**Exercise objective**
Copy only those lines which run from the line containing "Parse this screenshot: output" to the end of the entries below, both inclusive, exactly as written and with no pictures.

**Material for this exercise**

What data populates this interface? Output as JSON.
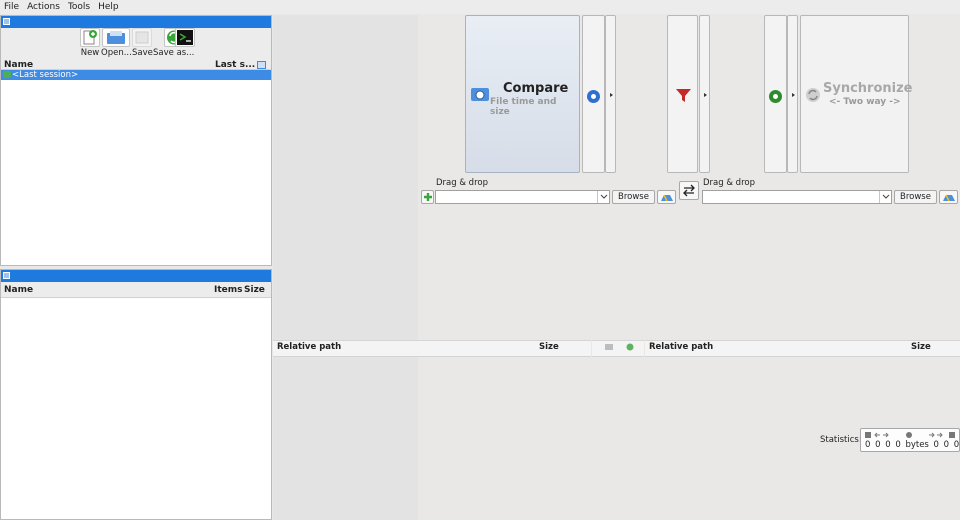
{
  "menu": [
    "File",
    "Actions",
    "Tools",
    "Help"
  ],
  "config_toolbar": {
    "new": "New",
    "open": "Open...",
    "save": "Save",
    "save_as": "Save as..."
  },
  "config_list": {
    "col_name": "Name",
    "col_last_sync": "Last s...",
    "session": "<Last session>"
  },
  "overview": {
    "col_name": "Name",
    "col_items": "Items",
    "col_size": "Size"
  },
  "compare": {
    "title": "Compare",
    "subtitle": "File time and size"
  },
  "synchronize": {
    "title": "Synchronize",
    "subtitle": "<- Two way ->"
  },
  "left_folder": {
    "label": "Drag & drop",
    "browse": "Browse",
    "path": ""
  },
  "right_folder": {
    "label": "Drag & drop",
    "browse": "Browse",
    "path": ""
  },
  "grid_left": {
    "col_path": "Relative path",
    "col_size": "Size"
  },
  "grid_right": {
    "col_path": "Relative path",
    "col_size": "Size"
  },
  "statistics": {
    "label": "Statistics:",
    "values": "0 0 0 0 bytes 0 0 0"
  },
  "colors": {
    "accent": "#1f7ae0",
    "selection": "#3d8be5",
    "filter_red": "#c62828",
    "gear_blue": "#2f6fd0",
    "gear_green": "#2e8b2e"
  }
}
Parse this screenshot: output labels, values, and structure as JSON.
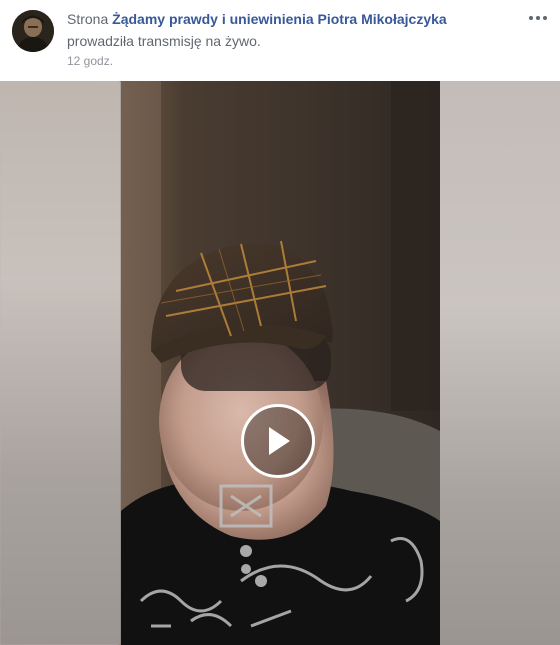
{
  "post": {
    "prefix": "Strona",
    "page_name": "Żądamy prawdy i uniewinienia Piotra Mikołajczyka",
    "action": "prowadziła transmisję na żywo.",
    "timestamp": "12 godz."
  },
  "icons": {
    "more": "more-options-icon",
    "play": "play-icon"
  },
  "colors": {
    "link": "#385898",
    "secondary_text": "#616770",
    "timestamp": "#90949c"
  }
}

**Complete output**
Parse this screenshot: output labels, values, and structure as JSON.
{
  "post": {
    "prefix": "Strona",
    "page_name": "Żądamy prawdy i uniewinienia Piotra Mikołajczyka",
    "action": "prowadziła transmisję na żywo.",
    "timestamp": "12 godz."
  },
  "icons": {
    "more": "more-options-icon",
    "play": "play-icon"
  },
  "colors": {
    "link": "#385898",
    "secondary_text": "#616770",
    "timestamp": "#90949c"
  }
}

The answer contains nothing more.